Copy every line in which the string "info" occurs.

>> Start Data in this exercise

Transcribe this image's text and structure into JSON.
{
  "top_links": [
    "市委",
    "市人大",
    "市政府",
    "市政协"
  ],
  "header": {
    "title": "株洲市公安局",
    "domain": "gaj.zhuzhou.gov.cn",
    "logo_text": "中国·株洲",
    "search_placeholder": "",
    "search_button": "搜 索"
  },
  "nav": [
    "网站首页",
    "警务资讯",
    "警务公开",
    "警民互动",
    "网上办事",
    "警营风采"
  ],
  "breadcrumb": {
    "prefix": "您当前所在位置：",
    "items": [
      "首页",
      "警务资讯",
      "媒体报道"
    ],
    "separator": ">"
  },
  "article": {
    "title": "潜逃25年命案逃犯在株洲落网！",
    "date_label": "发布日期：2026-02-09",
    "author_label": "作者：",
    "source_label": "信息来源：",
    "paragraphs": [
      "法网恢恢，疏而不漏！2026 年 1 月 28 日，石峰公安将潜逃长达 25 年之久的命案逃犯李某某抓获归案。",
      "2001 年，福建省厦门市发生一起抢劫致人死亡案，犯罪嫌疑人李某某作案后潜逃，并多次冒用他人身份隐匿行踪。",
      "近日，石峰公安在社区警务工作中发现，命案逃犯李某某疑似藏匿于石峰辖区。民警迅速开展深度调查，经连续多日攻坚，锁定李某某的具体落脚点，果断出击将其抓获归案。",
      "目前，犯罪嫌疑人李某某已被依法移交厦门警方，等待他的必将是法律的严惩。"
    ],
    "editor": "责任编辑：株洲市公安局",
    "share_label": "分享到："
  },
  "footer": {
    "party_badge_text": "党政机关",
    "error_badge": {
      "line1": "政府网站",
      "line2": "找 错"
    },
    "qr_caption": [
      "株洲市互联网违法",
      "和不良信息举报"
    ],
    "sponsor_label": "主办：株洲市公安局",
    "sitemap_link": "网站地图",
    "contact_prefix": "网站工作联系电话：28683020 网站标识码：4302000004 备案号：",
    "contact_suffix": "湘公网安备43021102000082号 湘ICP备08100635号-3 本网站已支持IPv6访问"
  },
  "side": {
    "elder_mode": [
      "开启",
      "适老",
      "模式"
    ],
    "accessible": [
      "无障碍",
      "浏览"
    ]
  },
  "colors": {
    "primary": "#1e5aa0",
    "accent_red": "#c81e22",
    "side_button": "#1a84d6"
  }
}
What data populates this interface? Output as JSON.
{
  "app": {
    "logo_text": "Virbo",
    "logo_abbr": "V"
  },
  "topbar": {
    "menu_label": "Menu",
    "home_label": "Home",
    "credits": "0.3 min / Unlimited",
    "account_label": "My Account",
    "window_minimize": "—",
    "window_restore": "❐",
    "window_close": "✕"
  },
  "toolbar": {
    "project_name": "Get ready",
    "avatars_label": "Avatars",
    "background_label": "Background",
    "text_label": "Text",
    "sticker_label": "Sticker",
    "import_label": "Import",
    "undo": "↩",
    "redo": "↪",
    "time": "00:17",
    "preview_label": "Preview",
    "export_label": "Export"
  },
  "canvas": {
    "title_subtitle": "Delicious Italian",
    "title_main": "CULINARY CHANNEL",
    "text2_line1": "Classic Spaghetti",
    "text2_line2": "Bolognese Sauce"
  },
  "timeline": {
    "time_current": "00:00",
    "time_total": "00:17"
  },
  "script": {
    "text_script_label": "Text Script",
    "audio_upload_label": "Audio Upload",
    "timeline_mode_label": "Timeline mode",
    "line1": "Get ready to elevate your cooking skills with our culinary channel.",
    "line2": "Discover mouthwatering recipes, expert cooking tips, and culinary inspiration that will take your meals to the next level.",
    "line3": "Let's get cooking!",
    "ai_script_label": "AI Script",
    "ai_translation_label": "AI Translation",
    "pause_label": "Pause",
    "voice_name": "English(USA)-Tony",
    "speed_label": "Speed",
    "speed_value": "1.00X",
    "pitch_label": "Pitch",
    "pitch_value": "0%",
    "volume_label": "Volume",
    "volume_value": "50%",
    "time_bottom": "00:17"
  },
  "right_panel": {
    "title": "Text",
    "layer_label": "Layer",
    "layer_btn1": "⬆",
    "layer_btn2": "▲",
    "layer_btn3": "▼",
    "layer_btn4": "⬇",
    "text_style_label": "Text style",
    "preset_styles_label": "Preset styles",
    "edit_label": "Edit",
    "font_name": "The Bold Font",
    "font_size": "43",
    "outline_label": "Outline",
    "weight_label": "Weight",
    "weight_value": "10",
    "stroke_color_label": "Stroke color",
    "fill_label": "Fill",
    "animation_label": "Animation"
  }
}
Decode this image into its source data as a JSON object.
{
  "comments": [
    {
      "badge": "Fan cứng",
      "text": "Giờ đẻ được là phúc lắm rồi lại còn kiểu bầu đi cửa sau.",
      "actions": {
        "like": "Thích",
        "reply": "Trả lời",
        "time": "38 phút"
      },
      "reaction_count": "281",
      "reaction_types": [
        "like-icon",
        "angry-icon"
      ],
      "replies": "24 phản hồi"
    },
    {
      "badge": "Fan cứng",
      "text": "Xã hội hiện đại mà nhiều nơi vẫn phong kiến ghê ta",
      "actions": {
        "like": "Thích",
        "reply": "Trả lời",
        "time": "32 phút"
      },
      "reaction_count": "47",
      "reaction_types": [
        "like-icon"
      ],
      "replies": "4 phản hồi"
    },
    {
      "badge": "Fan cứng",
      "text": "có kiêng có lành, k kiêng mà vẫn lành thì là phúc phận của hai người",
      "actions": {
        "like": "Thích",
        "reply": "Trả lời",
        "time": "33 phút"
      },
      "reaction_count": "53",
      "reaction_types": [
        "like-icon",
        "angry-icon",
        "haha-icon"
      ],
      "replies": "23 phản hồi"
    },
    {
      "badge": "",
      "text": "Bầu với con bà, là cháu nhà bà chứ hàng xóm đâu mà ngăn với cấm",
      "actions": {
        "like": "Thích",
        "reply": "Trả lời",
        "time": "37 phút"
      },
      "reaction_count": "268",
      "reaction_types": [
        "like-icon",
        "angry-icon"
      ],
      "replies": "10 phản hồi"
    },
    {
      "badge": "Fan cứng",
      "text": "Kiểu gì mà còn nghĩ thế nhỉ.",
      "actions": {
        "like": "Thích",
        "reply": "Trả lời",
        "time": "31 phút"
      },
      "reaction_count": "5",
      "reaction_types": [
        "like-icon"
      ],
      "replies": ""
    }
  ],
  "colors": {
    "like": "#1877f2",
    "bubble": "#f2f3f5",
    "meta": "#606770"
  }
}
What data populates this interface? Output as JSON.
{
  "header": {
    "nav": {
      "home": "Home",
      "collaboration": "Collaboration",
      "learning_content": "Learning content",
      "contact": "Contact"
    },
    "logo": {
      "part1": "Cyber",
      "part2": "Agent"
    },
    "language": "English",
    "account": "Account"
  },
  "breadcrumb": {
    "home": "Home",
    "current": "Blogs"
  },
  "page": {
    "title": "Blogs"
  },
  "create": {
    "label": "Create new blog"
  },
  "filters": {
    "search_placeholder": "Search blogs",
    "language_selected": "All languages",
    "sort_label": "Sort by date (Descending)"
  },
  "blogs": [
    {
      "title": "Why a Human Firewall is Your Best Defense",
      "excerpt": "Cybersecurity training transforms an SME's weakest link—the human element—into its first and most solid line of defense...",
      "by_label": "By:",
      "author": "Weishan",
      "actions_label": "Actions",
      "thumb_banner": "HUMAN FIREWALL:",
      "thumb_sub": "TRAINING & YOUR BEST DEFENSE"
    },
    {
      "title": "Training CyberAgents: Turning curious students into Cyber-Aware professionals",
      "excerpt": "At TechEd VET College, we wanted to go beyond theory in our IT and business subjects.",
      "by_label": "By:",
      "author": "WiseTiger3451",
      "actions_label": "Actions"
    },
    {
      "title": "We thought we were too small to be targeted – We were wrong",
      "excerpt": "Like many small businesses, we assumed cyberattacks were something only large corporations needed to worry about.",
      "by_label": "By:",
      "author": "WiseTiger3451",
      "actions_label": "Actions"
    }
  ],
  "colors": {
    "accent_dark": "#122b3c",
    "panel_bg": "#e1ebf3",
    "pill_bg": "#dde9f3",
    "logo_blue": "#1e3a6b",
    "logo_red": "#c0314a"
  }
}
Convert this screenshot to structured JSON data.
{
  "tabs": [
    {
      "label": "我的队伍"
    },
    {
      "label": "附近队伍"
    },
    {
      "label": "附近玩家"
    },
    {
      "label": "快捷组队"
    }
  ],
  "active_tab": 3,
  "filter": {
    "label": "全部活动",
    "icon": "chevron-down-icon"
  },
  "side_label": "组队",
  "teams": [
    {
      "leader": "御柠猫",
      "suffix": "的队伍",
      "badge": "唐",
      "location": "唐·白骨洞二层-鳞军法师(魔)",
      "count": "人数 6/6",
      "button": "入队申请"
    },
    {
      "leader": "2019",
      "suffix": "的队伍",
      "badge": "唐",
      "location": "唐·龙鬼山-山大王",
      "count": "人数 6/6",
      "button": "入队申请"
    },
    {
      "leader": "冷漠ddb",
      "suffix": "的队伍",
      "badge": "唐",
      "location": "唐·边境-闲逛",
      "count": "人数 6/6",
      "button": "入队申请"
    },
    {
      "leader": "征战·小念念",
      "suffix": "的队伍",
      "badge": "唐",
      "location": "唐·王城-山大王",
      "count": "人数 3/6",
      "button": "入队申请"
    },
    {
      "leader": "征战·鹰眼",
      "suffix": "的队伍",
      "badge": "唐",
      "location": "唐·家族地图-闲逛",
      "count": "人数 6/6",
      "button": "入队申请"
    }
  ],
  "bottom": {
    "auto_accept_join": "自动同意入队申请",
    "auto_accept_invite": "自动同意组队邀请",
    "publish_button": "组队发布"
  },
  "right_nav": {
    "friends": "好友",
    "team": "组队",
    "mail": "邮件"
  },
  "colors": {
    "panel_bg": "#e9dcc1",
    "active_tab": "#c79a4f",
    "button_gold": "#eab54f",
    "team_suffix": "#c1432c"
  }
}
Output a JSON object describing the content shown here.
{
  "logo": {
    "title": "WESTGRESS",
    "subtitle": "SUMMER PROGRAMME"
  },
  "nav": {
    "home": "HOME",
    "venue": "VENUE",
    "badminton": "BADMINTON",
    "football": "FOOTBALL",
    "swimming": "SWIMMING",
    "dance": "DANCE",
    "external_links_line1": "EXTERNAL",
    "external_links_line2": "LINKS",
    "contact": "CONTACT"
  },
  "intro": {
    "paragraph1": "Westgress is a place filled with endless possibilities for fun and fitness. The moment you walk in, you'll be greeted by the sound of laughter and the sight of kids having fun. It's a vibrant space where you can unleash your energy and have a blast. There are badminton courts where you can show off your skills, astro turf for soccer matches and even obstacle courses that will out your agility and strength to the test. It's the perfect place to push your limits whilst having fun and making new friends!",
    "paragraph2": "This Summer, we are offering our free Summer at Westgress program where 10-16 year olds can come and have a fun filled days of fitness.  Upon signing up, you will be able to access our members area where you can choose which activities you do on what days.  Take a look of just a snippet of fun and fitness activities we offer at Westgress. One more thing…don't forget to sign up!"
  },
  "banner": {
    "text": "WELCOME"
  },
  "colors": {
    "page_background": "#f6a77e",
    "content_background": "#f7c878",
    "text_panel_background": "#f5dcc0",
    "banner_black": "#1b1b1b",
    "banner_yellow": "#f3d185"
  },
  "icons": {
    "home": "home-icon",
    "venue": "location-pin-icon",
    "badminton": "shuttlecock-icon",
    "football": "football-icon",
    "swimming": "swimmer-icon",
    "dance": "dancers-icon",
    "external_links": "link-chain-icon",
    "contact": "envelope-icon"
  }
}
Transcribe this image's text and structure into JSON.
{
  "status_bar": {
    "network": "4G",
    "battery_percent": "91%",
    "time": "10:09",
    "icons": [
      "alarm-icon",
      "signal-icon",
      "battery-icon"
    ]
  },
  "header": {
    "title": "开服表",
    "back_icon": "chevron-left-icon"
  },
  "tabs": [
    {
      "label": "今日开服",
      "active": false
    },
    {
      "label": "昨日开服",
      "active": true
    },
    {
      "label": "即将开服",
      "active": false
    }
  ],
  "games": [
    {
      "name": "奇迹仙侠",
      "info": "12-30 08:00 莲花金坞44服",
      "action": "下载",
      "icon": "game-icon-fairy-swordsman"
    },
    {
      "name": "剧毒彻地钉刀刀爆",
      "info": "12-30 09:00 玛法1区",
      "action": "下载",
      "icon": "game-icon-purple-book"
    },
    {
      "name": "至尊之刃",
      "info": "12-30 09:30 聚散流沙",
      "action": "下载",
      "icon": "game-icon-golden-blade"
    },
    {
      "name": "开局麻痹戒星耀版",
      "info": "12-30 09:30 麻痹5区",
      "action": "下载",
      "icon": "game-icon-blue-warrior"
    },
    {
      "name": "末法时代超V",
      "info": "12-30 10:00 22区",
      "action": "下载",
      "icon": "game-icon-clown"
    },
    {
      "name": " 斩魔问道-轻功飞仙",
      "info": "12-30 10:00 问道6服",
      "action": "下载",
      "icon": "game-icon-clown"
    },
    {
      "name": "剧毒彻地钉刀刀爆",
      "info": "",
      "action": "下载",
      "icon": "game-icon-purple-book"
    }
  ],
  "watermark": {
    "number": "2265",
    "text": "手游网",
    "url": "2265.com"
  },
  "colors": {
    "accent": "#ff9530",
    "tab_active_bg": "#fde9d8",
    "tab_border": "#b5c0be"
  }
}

>> End Data in this exercise

_Response to this exercise:_
      "info": "12-30 08:00 莲花金坞44服",
      "info": "12-30 09:00 玛法1区",
      "info": "12-30 09:30 聚散流沙",
      "info": "12-30 09:30 麻痹5区",
      "info": "12-30 10:00 22区",
      "info": "12-30 10:00 问道6服",
      "info": "",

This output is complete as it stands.